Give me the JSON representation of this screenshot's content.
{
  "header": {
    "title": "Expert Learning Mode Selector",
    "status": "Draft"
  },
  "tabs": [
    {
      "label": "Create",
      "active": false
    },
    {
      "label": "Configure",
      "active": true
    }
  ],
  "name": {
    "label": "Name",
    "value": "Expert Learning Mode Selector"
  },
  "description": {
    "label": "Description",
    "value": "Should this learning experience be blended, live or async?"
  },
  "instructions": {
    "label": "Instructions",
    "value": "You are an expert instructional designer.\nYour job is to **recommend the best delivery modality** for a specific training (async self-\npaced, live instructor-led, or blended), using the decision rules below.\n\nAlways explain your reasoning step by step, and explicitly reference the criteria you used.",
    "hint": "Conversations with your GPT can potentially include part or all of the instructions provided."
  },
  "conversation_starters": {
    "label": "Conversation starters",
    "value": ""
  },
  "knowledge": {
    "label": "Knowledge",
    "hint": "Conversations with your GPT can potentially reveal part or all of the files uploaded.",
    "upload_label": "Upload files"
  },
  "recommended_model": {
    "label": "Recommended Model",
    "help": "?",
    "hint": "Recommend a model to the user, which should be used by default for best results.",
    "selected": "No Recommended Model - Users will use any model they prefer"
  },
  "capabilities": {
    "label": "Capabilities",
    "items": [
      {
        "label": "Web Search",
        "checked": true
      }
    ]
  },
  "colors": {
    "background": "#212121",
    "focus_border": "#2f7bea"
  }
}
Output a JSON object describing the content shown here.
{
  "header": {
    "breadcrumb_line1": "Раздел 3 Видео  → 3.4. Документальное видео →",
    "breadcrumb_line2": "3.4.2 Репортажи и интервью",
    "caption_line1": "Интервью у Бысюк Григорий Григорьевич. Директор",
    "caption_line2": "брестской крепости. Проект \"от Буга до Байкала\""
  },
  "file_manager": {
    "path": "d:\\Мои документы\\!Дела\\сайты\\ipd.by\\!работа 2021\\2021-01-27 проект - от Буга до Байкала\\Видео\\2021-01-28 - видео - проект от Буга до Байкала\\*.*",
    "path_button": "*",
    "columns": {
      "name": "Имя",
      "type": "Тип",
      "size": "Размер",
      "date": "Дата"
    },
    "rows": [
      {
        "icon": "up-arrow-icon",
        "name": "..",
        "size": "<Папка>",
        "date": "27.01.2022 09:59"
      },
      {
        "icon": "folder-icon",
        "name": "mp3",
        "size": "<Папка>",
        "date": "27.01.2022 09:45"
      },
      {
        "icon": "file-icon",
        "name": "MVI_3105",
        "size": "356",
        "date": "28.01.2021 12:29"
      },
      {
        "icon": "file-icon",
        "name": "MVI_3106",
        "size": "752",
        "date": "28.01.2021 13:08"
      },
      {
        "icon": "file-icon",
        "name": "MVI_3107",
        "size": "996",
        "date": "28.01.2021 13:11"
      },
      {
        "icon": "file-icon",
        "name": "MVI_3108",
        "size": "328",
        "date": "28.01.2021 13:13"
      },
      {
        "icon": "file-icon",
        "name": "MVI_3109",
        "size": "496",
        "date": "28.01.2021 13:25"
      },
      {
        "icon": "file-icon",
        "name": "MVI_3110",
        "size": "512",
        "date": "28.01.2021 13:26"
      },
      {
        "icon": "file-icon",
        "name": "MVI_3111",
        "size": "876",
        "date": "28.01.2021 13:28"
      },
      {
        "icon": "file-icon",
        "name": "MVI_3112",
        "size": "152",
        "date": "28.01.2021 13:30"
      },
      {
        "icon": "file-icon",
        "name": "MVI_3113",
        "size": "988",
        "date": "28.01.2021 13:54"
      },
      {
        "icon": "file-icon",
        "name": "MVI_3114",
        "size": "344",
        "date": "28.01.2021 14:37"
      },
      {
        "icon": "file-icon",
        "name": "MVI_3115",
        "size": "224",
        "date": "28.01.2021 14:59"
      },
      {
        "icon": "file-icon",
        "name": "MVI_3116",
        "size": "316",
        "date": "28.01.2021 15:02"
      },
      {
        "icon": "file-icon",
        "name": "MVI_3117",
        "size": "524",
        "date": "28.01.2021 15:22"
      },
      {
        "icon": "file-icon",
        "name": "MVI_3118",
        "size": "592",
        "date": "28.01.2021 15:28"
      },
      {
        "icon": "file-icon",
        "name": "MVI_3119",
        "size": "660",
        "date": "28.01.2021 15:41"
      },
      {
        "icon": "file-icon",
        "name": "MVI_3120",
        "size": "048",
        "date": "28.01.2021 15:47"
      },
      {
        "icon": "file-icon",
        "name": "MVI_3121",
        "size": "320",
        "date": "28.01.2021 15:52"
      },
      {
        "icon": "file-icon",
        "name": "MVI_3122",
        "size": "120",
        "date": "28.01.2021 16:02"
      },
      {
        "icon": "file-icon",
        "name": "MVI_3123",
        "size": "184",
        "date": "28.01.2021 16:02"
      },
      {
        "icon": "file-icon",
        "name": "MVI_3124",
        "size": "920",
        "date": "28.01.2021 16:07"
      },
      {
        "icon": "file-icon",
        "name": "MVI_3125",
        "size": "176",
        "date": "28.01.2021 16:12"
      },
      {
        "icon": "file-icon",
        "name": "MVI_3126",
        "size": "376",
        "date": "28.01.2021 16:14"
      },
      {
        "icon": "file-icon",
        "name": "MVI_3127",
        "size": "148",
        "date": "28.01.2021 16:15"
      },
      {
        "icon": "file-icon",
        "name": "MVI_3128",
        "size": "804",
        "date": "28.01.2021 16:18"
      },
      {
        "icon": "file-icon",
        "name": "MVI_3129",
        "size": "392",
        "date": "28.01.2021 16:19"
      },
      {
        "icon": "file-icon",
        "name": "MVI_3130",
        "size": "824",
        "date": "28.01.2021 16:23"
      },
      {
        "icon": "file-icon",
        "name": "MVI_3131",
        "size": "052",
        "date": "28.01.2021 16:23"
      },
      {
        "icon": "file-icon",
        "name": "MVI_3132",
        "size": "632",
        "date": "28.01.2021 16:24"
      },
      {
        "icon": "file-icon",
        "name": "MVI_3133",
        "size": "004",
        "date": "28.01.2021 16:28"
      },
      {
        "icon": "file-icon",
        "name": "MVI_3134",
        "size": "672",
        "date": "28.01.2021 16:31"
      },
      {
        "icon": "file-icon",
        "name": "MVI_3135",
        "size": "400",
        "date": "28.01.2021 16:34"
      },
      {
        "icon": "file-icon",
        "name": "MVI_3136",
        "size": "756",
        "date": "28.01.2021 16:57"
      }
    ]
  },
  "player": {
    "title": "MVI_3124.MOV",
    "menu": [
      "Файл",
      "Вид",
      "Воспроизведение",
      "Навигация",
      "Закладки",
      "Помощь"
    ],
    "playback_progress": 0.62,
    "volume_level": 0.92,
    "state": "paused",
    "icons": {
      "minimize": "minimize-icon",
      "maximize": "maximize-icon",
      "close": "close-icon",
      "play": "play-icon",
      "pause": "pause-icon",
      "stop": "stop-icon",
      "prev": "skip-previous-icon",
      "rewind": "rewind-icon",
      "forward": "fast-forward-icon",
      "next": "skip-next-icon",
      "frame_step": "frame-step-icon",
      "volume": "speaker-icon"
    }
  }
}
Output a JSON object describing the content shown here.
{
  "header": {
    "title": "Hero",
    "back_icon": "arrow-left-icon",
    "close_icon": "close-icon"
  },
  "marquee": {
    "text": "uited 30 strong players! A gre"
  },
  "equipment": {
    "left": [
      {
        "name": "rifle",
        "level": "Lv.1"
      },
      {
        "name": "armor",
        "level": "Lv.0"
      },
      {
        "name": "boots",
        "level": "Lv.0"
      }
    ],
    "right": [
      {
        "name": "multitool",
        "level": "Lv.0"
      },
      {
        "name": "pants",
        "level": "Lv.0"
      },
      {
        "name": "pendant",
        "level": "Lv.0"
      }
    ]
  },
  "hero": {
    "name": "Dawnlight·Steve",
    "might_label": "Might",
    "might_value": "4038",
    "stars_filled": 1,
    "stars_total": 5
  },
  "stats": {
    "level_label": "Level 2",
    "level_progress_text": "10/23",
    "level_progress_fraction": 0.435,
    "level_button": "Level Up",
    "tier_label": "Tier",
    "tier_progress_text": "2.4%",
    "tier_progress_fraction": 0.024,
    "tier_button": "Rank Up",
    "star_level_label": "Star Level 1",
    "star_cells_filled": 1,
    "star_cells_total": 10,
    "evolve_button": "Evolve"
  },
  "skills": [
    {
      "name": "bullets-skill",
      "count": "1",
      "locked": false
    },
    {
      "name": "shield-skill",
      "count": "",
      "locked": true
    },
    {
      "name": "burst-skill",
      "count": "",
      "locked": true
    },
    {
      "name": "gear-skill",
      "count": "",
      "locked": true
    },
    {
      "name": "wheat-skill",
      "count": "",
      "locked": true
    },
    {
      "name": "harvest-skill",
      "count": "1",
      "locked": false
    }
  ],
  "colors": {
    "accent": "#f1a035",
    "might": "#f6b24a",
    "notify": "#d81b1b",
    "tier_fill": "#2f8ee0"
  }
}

**What to do**
Where a line of the data holds "skip", show that line.

**Reply to the task**
      "prev": "skip-previous-icon",
      "next": "skip-next-icon",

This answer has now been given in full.